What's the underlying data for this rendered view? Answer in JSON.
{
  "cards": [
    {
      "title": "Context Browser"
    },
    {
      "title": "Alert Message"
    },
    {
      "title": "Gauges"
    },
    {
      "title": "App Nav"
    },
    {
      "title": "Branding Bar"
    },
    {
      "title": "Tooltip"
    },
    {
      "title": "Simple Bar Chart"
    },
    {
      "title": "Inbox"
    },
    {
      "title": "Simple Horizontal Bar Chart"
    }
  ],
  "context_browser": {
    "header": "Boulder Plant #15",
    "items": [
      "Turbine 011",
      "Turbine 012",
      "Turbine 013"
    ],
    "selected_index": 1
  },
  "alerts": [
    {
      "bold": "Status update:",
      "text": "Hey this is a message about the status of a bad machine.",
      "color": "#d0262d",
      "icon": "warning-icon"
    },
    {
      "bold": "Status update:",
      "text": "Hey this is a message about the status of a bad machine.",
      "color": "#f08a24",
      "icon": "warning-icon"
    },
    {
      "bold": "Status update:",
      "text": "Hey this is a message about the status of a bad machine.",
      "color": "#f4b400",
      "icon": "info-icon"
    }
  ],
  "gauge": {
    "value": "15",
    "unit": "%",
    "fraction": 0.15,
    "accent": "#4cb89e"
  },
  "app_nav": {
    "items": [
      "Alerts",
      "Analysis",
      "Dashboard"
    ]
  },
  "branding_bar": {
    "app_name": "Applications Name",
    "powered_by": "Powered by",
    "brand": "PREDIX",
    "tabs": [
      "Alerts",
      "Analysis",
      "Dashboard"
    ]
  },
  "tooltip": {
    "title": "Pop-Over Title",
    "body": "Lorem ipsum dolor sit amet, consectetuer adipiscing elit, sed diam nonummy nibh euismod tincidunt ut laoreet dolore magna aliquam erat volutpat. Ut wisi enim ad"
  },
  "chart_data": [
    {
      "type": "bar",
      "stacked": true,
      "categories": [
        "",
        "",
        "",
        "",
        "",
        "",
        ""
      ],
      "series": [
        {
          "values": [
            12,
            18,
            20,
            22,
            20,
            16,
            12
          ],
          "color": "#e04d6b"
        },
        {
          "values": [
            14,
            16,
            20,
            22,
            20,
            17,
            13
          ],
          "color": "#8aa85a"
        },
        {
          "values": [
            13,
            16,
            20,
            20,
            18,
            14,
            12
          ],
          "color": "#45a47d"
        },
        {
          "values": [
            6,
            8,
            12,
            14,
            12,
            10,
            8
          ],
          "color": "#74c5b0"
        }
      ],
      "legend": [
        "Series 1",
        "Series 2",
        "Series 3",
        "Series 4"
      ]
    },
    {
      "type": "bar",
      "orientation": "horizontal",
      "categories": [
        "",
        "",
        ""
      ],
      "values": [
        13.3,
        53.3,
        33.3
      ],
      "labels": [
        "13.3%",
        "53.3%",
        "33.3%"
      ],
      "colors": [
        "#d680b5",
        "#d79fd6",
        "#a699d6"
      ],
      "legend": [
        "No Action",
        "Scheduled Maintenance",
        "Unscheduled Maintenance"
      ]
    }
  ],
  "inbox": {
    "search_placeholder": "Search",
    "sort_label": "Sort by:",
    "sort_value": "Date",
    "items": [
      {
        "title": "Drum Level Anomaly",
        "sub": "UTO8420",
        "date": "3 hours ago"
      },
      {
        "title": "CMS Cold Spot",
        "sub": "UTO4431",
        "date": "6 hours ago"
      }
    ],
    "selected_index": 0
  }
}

Brief ▸ Above are some records; extract every one of them exactly.

Result for this task ▸
What's the underlying data for this rendered view? Answer in JSON.
{
  "cards": [
    {
      "title": "Context Browser"
    },
    {
      "title": "Alert Message"
    },
    {
      "title": "Gauges"
    },
    {
      "title": "App Nav"
    },
    {
      "title": "Branding Bar"
    },
    {
      "title": "Tooltip"
    },
    {
      "title": "Simple Bar Chart"
    },
    {
      "title": "Inbox"
    },
    {
      "title": "Simple Horizontal Bar Chart"
    }
  ],
  "context_browser": {
    "header": "Boulder Plant #15",
    "items": [
      "Turbine 011",
      "Turbine 012",
      "Turbine 013"
    ],
    "selected_index": 1
  },
  "alerts": [
    {
      "bold": "Status update:",
      "text": "Hey this is a message about the status of a bad machine.",
      "color": "#d0262d",
      "icon": "warning-icon"
    },
    {
      "bold": "Status update:",
      "text": "Hey this is a message about the status of a bad machine.",
      "color": "#f08a24",
      "icon": "warning-icon"
    },
    {
      "bold": "Status update:",
      "text": "Hey this is a message about the status of a bad machine.",
      "color": "#f4b400",
      "icon": "info-icon"
    }
  ],
  "gauge": {
    "value": "15",
    "unit": "%",
    "fraction": 0.15,
    "accent": "#4cb89e"
  },
  "app_nav": {
    "items": [
      "Alerts",
      "Analysis",
      "Dashboard"
    ]
  },
  "branding_bar": {
    "app_name": "Applications Name",
    "powered_by": "Powered by",
    "brand": "PREDIX",
    "tabs": [
      "Alerts",
      "Analysis",
      "Dashboard"
    ]
  },
  "tooltip": {
    "title": "Pop-Over Title",
    "body": "Lorem ipsum dolor sit amet, consectetuer adipiscing elit, sed diam nonummy nibh euismod tincidunt ut laoreet dolore magna aliquam erat volutpat. Ut wisi enim ad"
  },
  "chart_data": [
    {
      "type": "bar",
      "stacked": true,
      "categories": [
        "",
        "",
        "",
        "",
        "",
        "",
        ""
      ],
      "series": [
        {
          "values": [
            12,
            18,
            20,
            22,
            20,
            16,
            12
          ],
          "color": "#e04d6b"
        },
        {
          "values": [
            14,
            16,
            20,
            22,
            20,
            17,
            13
          ],
          "color": "#8aa85a"
        },
        {
          "values": [
            13,
            16,
            20,
            20,
            18,
            14,
            12
          ],
          "color": "#45a47d"
        },
        {
          "values": [
            6,
            8,
            12,
            14,
            12,
            10,
            8
          ],
          "color": "#74c5b0"
        }
      ],
      "legend": [
        "Series 1",
        "Series 2",
        "Series 3",
        "Series 4"
      ]
    },
    {
      "type": "bar",
      "orientation": "horizontal",
      "categories": [
        "",
        "",
        ""
      ],
      "values": [
        13.3,
        53.3,
        33.3
      ],
      "labels": [
        "13.3%",
        "53.3%",
        "33.3%"
      ],
      "colors": [
        "#d680b5",
        "#d79fd6",
        "#a699d6"
      ],
      "legend": [
        "No Action",
        "Scheduled Maintenance",
        "Unscheduled Maintenance"
      ]
    }
  ],
  "inbox": {
    "search_placeholder": "Search",
    "sort_label": "Sort by:",
    "sort_value": "Date",
    "items": [
      {
        "title": "Drum Level Anomaly",
        "sub": "UTO8420",
        "date": "3 hours ago"
      },
      {
        "title": "CMS Cold Spot",
        "sub": "UTO4431",
        "date": "6 hours ago"
      }
    ],
    "selected_index": 0
  }
}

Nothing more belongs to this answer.